Dataset records.

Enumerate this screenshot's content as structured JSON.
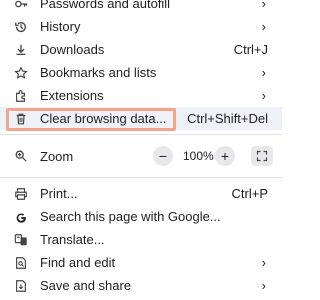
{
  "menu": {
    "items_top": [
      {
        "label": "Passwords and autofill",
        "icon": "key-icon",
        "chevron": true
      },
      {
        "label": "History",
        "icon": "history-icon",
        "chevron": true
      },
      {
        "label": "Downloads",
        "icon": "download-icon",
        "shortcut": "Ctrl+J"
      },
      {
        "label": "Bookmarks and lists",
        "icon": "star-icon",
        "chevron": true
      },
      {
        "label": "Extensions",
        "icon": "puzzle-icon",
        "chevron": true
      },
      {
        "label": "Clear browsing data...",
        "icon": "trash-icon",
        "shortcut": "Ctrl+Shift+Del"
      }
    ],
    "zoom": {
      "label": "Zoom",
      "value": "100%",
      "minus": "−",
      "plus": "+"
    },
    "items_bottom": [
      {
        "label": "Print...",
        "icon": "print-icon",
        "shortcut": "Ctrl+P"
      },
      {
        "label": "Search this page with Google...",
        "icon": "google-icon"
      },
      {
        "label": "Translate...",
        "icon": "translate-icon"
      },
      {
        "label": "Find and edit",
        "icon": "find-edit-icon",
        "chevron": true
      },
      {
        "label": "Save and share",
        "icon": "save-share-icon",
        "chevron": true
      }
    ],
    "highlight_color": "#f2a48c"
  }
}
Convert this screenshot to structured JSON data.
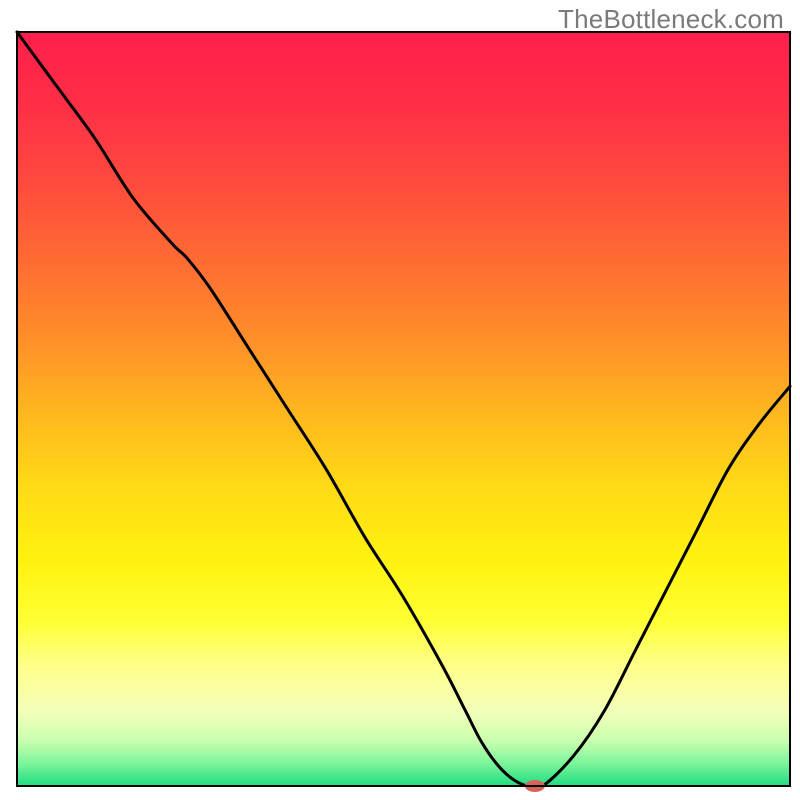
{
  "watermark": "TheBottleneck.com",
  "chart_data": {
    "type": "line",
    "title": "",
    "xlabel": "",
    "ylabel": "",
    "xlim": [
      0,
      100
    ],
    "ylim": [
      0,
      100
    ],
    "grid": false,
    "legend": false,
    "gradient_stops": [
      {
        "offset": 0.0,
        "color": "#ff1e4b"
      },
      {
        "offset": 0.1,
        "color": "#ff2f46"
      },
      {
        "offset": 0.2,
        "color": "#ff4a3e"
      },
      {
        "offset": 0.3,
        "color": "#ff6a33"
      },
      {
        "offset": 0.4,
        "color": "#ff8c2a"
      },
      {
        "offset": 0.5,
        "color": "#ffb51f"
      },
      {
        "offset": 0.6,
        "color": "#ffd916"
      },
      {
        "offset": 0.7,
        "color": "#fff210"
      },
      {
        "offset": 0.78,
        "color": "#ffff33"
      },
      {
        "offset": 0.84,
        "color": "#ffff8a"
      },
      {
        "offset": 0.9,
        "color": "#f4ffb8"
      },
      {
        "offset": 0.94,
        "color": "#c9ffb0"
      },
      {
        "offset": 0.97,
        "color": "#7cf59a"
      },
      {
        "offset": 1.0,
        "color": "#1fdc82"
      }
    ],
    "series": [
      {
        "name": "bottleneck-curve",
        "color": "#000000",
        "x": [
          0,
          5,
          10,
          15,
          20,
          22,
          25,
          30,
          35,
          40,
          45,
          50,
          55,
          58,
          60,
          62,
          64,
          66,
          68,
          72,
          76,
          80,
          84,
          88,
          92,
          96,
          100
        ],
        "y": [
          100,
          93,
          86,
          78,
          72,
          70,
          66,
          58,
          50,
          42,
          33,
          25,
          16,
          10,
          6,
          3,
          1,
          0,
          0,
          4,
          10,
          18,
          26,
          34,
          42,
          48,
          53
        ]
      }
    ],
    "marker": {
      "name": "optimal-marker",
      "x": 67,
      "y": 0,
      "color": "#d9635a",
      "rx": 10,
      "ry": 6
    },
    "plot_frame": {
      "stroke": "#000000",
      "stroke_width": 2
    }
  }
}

Exercise. Keep the pictures out of your copy, and repeat every entry above exactly.

Answer to the problem.
Enumerate this screenshot's content as structured JSON.
{
  "menu": {
    "items_top": [
      {
        "label": "Passwords and autofill",
        "icon": "key-icon",
        "chevron": true
      },
      {
        "label": "History",
        "icon": "history-icon",
        "chevron": true
      },
      {
        "label": "Downloads",
        "icon": "download-icon",
        "shortcut": "Ctrl+J"
      },
      {
        "label": "Bookmarks and lists",
        "icon": "star-icon",
        "chevron": true
      },
      {
        "label": "Extensions",
        "icon": "puzzle-icon",
        "chevron": true
      },
      {
        "label": "Clear browsing data...",
        "icon": "trash-icon",
        "shortcut": "Ctrl+Shift+Del"
      }
    ],
    "zoom": {
      "label": "Zoom",
      "value": "100%",
      "minus": "−",
      "plus": "+"
    },
    "items_bottom": [
      {
        "label": "Print...",
        "icon": "print-icon",
        "shortcut": "Ctrl+P"
      },
      {
        "label": "Search this page with Google...",
        "icon": "google-icon"
      },
      {
        "label": "Translate...",
        "icon": "translate-icon"
      },
      {
        "label": "Find and edit",
        "icon": "find-edit-icon",
        "chevron": true
      },
      {
        "label": "Save and share",
        "icon": "save-share-icon",
        "chevron": true
      }
    ],
    "highlight_color": "#f2a48c"
  }
}
Convert this screenshot to structured JSON data.
{
  "watermark": "TheBottleneck.com",
  "chart_data": {
    "type": "line",
    "title": "",
    "xlabel": "",
    "ylabel": "",
    "xlim": [
      0,
      100
    ],
    "ylim": [
      0,
      100
    ],
    "grid": false,
    "legend": false,
    "gradient_stops": [
      {
        "offset": 0.0,
        "color": "#ff1e4b"
      },
      {
        "offset": 0.1,
        "color": "#ff2f46"
      },
      {
        "offset": 0.2,
        "color": "#ff4a3e"
      },
      {
        "offset": 0.3,
        "color": "#ff6a33"
      },
      {
        "offset": 0.4,
        "color": "#ff8c2a"
      },
      {
        "offset": 0.5,
        "color": "#ffb51f"
      },
      {
        "offset": 0.6,
        "color": "#ffd916"
      },
      {
        "offset": 0.7,
        "color": "#fff210"
      },
      {
        "offset": 0.78,
        "color": "#ffff33"
      },
      {
        "offset": 0.84,
        "color": "#ffff8a"
      },
      {
        "offset": 0.9,
        "color": "#f4ffb8"
      },
      {
        "offset": 0.94,
        "color": "#c9ffb0"
      },
      {
        "offset": 0.97,
        "color": "#7cf59a"
      },
      {
        "offset": 1.0,
        "color": "#1fdc82"
      }
    ],
    "series": [
      {
        "name": "bottleneck-curve",
        "color": "#000000",
        "x": [
          0,
          5,
          10,
          15,
          20,
          22,
          25,
          30,
          35,
          40,
          45,
          50,
          55,
          58,
          60,
          62,
          64,
          66,
          68,
          72,
          76,
          80,
          84,
          88,
          92,
          96,
          100
        ],
        "y": [
          100,
          93,
          86,
          78,
          72,
          70,
          66,
          58,
          50,
          42,
          33,
          25,
          16,
          10,
          6,
          3,
          1,
          0,
          0,
          4,
          10,
          18,
          26,
          34,
          42,
          48,
          53
        ]
      }
    ],
    "marker": {
      "name": "optimal-marker",
      "x": 67,
      "y": 0,
      "color": "#d9635a",
      "rx": 10,
      "ry": 6
    },
    "plot_frame": {
      "stroke": "#000000",
      "stroke_width": 2
    }
  }
}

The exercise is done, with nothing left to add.